GIVEN TEXT Start Marker

Beethoven’s DNA Solved One Mystery — and Revealed a Different Family Secret

What secret did Beethoven's DNA hold: the verdict of geneticists.

On a gloomy March Monday in 1827, German composer Ludwig van Beethoven died at 56. He had long suffered from jaundice and was bedridden. His limbs and abdomen were swollen, and every breath was a heavy struggle.

When friends sorted through his belongings they found a document Beethoven had written a quarter-century earlier. It was a will in which he pleaded with his brothers to tell the public about the details of his condition. In a state of utter despair, Beethoven confessed that he was contemplating suicide.

Today it’s well known that Beethoven became completely deaf by the age of 48. It began with tinnitus just after he turned 20. His hearing worsened over time, and when he could no longer hear high tones he stopped performing publicly as a pianist.

This was a tragic irony. Beethoven wanted to understand the reasons behind his suffering. His doctor, Johann Adam Schmidt, whom Beethoven outlived by two decades, was never able to determine what caused his illness.

In 2023, nearly two centuries after the composer’s death, researchers at the Max Planck Institute in Germany tried to fulfill Beethoven’s wish in a way he could never have imagined. The scientists conducted a genetic analysis of DNA taken from his hair.

“First and foremost, we wanted to shed light on Beethoven’s health issues, particularly the progressive hearing loss that ultimately led to his complete deafness,” said biochemist Johannes Krause, a co-author of the study.

Portrait of Beethoven at age 13

Deafness Wasn’t the Only Ailment Afflicting Beethoven

The composer’s health problems extended beyond hearing loss. At least since age 22, he suffered from severe abdominal pain and chronic bouts of diarrhea. Six years before his death he showed early signs of liver disease, which experts believe contributed, at least in part, to his premature death.

In 2007, a forensic examination of a strand of hair attributed to Beethoven suggested that lead poisoning may have accelerated his death.

Given the era’s drinking vessels and medical treatments that used lead, that finding wasn’t shocking. But the 2023 study showed that the hair strand actually belonged to an unknown woman, which undercut the earlier conclusion.

Instead, several strands more likely to have come from Beethoven himself pointed to a hepatitis B infection, probably worsened by alcohol use and other liver-disease risk factors.

What About Other Ailments of the Composer?

Krause said, “We were unable to find the exact cause of Beethoven’s deafness or gastrointestinal issues.” He added that scientists still have many unanswered questions about the composer’s life and death: Where did he contract hepatitis? Why was a female hair strand long thought to be his? And what exactly caused his abdominal pain and hearing loss?

The team set out to answer Beethoven’s question about his hearing loss and didn’t find a definitive cause. But they did uncover a different surprise hidden in his genes.

The researchers compared the Y chromosome from Beethoven’s hair samples with the Y chromosomes of his living male-line relatives and found mismatches. That pattern suggests a break in the direct male line — in other words, an ancestor in the male lineage may not have been the biological father of the next generation.

The study was published in the journal Current Biology.

GIVEN TEXT End Marker
SOURCE MATERIAL Start Marker

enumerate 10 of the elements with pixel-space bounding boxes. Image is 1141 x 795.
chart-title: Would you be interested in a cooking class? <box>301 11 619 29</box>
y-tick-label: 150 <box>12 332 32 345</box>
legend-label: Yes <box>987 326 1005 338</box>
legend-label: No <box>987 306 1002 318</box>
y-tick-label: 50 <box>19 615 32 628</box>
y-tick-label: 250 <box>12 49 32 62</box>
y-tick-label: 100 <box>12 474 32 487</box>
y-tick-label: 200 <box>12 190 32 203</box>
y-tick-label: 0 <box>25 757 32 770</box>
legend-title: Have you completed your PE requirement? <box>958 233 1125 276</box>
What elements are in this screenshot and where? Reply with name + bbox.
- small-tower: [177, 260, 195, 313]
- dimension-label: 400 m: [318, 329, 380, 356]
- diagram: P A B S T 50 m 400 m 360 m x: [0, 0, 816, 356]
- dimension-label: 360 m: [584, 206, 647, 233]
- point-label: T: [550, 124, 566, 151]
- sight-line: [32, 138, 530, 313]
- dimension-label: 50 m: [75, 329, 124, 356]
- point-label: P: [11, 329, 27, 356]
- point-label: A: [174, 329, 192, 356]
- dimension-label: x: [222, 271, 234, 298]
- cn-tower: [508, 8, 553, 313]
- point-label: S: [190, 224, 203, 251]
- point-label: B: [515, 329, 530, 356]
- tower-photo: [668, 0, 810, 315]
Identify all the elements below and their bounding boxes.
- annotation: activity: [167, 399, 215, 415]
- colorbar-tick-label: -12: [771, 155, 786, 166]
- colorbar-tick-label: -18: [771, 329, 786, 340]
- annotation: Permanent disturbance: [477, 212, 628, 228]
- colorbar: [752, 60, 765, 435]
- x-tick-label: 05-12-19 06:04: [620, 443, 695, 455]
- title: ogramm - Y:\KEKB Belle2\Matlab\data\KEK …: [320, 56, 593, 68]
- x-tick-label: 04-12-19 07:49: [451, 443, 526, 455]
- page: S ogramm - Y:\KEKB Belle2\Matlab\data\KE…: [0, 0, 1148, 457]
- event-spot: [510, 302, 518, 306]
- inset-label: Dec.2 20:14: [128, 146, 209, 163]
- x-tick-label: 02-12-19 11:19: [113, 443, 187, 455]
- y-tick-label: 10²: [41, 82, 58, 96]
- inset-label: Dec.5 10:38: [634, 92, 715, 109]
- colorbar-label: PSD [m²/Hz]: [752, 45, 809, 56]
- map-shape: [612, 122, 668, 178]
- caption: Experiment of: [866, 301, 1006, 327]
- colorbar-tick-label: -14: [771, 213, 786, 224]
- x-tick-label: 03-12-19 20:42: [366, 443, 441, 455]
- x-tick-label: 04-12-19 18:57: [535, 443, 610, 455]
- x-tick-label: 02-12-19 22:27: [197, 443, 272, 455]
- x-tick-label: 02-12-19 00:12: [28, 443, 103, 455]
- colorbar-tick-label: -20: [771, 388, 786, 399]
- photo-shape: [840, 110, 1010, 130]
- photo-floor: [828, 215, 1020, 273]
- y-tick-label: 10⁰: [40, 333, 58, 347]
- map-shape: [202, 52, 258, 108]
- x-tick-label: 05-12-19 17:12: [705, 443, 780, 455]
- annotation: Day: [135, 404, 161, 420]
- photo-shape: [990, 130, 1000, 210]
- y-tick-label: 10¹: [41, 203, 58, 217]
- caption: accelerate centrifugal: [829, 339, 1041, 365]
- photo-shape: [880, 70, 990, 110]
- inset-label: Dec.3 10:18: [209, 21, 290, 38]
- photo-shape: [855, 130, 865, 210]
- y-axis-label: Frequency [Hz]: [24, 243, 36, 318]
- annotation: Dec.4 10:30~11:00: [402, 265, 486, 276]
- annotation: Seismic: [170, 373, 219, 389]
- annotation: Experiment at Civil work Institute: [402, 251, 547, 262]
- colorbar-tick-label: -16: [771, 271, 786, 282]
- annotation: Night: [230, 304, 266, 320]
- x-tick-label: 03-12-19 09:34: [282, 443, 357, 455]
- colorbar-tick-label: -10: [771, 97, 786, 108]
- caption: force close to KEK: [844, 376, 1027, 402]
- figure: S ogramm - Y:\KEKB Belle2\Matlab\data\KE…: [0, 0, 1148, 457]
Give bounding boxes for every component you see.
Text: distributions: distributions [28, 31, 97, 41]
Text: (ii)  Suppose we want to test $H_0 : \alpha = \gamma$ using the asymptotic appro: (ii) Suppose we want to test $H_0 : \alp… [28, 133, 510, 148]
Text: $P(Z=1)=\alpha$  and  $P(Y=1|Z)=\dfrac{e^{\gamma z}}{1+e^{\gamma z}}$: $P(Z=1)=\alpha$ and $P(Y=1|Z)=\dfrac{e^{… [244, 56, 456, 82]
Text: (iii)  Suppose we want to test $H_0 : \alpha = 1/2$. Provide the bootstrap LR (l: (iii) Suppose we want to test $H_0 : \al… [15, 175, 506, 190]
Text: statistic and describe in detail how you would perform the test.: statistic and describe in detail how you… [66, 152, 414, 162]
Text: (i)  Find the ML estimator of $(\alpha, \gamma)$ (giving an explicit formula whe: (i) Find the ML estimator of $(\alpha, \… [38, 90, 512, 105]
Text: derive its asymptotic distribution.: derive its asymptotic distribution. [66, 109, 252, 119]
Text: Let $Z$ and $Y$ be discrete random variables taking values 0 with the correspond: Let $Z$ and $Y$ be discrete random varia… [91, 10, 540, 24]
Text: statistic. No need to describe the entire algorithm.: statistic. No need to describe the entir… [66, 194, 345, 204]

SOURCE MATERIAL End Marker

▶ **COMPLETE THE FOLLOWING**
• a. Please decide whether each statement agrees with the Beethoven DNA article, answering yes or no and quoting the deciding words: (i) Beethoven died at age 56. (ii) The hair strand examined in 2007 turned out to be Beethoven's own. (iii) The 2023 researchers identified the exact cause of Beethoven's deafness.
• b. In which journal was the study described in the Beethoven DNA article published?

▶ **TASK RESPONSES**
• a.
(i) Yes: "German composer Ludwig van Beethoven died at 56."
(ii) No: "the hair strand actually belonged to an unknown woman"
(iii) No: "We were unable to find the exact cause of Beethoven’s deafness or gastrointestinal issues."

• b. Current Biology